Exercise goal => Output every record word for word.

* * * * * * *

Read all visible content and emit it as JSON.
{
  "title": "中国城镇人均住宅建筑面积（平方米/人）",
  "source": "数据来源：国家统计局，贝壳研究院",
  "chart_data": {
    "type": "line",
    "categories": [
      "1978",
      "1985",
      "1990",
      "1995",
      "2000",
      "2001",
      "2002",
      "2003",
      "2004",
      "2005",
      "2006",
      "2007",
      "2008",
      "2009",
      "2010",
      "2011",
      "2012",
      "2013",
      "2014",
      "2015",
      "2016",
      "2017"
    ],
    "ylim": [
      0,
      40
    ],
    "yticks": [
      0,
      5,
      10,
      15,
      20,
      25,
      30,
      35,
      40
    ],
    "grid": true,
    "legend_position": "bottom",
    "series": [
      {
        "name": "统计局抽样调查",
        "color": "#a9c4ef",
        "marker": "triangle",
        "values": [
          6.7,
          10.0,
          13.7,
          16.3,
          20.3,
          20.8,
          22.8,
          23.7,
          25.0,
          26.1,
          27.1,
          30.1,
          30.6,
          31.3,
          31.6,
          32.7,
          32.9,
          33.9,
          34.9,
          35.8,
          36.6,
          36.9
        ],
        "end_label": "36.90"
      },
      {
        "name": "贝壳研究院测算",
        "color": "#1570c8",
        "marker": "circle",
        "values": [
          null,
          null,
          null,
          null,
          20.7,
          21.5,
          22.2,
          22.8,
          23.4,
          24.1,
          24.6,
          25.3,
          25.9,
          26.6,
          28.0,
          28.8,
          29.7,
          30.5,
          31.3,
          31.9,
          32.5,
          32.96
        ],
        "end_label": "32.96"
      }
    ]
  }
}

* * * * * * *

Task solution =>
Read all visible content and emit it as JSON.
{
  "title": "中国城镇人均住宅建筑面积（平方米/人）",
  "source": "数据来源：国家统计局，贝壳研究院",
  "chart_data": {
    "type": "line",
    "categories": [
      "1978",
      "1985",
      "1990",
      "1995",
      "2000",
      "2001",
      "2002",
      "2003",
      "2004",
      "2005",
      "2006",
      "2007",
      "2008",
      "2009",
      "2010",
      "2011",
      "2012",
      "2013",
      "2014",
      "2015",
      "2016",
      "2017"
    ],
    "ylim": [
      0,
      40
    ],
    "yticks": [
      0,
      5,
      10,
      15,
      20,
      25,
      30,
      35,
      40
    ],
    "grid": true,
    "legend_position": "bottom",
    "series": [
      {
        "name": "统计局抽样调查",
        "color": "#a9c4ef",
        "marker": "triangle",
        "values": [
          6.7,
          10.0,
          13.7,
          16.3,
          20.3,
          20.8,
          22.8,
          23.7,
          25.0,
          26.1,
          27.1,
          30.1,
          30.6,
          31.3,
          31.6,
          32.7,
          32.9,
          33.9,
          34.9,
          35.8,
          36.6,
          36.9
        ],
        "end_label": "36.90"
      },
      {
        "name": "贝壳研究院测算",
        "color": "#1570c8",
        "marker": "circle",
        "values": [
          null,
          null,
          null,
          null,
          20.7,
          21.5,
          22.2,
          22.8,
          23.4,
          24.1,
          24.6,
          25.3,
          25.9,
          26.6,
          28.0,
          28.8,
          29.7,
          30.5,
          31.3,
          31.9,
          32.5,
          32.96
        ],
        "end_label": "32.96"
      }
    ]
  }
}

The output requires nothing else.